What is required → Go through the records and copy each line where the word "title" occurs.

Dataset rows →

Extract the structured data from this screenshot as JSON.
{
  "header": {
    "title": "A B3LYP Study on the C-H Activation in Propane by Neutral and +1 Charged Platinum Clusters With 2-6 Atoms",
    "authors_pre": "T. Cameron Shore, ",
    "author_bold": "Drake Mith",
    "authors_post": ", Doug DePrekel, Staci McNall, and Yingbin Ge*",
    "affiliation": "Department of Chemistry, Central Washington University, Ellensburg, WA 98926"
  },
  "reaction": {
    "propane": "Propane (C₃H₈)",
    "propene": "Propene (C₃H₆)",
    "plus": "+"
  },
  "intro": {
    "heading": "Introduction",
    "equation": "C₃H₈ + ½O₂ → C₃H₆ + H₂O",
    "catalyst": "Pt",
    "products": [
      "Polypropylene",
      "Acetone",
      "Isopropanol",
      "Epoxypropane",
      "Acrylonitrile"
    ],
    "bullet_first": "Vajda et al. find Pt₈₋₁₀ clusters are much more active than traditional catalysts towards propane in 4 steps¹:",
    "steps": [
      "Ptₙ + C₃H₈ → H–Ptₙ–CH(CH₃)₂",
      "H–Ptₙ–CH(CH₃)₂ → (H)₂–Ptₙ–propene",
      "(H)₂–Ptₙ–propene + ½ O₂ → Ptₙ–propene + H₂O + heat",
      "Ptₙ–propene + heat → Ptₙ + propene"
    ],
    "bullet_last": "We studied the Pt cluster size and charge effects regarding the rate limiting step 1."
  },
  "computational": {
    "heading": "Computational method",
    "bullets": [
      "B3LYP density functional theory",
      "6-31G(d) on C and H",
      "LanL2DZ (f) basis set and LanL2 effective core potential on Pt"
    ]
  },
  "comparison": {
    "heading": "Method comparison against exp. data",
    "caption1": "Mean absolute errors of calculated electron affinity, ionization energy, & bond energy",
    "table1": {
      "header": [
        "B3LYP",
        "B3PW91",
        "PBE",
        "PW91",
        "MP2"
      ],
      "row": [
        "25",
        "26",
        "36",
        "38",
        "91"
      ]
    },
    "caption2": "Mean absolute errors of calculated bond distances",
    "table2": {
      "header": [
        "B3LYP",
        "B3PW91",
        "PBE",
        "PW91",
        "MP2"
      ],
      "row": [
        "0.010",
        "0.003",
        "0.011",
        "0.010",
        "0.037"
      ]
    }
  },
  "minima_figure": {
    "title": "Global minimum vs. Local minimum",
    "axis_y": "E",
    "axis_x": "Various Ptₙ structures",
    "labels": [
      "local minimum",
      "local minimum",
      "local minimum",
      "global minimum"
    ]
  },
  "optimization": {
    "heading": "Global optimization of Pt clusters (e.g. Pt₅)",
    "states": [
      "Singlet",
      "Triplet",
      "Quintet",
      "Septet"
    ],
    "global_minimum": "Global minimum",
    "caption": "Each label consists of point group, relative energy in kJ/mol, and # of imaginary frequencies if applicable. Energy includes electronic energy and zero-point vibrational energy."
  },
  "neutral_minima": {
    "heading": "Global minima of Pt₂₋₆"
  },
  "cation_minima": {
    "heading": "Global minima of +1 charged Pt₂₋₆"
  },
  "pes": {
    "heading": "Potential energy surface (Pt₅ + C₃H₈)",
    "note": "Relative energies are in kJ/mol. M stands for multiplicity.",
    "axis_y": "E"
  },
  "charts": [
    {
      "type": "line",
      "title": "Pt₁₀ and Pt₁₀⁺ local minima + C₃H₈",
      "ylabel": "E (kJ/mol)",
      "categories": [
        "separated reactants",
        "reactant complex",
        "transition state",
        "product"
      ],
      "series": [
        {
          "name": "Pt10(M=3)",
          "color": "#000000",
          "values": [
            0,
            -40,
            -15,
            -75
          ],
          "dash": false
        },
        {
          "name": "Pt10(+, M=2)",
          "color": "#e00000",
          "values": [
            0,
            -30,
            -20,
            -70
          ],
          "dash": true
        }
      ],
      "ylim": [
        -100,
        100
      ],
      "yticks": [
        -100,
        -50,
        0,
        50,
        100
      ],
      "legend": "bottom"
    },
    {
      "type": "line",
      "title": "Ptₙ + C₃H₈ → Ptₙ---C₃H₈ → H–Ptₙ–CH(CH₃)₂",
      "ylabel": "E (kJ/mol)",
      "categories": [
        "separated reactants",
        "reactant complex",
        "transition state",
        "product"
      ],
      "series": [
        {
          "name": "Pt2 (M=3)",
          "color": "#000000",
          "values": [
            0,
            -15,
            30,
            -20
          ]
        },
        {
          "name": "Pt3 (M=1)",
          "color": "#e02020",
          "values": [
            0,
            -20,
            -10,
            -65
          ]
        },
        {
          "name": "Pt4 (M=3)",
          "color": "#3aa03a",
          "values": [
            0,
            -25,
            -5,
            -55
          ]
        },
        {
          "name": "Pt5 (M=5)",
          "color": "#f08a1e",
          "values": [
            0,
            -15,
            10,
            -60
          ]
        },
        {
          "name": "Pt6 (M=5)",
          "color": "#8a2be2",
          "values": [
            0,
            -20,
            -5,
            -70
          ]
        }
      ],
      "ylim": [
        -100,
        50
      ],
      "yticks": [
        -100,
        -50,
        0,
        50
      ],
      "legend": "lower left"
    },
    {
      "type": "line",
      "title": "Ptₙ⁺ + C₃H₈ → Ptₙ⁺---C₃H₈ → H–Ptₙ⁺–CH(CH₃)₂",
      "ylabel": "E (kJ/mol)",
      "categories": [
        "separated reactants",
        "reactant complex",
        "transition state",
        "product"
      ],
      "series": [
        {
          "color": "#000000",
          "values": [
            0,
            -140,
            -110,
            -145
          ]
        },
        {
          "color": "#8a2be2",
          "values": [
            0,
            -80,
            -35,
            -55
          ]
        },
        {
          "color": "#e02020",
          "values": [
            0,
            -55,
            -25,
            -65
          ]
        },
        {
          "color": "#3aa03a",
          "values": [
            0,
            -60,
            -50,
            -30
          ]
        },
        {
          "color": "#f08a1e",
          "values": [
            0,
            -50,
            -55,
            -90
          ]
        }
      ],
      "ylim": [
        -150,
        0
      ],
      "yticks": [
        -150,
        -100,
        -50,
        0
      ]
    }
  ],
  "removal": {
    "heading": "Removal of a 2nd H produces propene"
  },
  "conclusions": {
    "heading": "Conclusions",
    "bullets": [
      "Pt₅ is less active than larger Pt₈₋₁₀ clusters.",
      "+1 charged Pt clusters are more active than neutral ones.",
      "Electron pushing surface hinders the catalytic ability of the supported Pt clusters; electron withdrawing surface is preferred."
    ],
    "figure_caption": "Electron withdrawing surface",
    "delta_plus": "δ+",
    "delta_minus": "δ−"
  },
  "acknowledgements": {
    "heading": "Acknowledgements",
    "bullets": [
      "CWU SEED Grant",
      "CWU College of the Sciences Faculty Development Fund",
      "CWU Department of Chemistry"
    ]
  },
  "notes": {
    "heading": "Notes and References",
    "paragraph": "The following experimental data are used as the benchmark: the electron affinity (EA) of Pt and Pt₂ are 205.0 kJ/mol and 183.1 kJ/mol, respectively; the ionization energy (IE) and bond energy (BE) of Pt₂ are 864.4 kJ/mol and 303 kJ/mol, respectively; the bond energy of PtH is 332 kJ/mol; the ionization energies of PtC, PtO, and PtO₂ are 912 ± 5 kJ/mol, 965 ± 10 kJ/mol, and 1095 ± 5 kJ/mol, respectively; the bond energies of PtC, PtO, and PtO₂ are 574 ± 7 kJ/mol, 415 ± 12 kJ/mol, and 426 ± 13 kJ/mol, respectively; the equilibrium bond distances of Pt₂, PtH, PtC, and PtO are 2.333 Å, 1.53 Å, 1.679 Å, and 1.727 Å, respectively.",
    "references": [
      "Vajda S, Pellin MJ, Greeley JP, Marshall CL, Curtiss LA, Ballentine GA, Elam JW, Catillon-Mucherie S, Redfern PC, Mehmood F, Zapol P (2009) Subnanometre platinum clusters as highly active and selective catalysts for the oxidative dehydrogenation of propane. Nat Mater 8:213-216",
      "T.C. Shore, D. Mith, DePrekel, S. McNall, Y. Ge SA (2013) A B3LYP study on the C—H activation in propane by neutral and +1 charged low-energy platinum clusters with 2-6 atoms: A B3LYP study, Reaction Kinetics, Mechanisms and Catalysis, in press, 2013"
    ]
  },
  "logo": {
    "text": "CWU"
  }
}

Written response →
    "title": "A B3LYP Study on the C-H Activation in Propane by Neutral and +1 Charged Platinum Clusters With 2-6 Atoms",
    "title": "Global minimum vs. Local minimum",
      "title": "Pt₁₀ and Pt₁₀⁺ local minima + C₃H₈",
      "title": "Ptₙ + C₃H₈ → Ptₙ---C₃H₈ → H–Ptₙ–CH(CH₃)₂",
      "title": "Ptₙ⁺ + C₃H₈ → Ptₙ⁺---C₃H₈ → H–Ptₙ⁺–CH(CH₃)₂",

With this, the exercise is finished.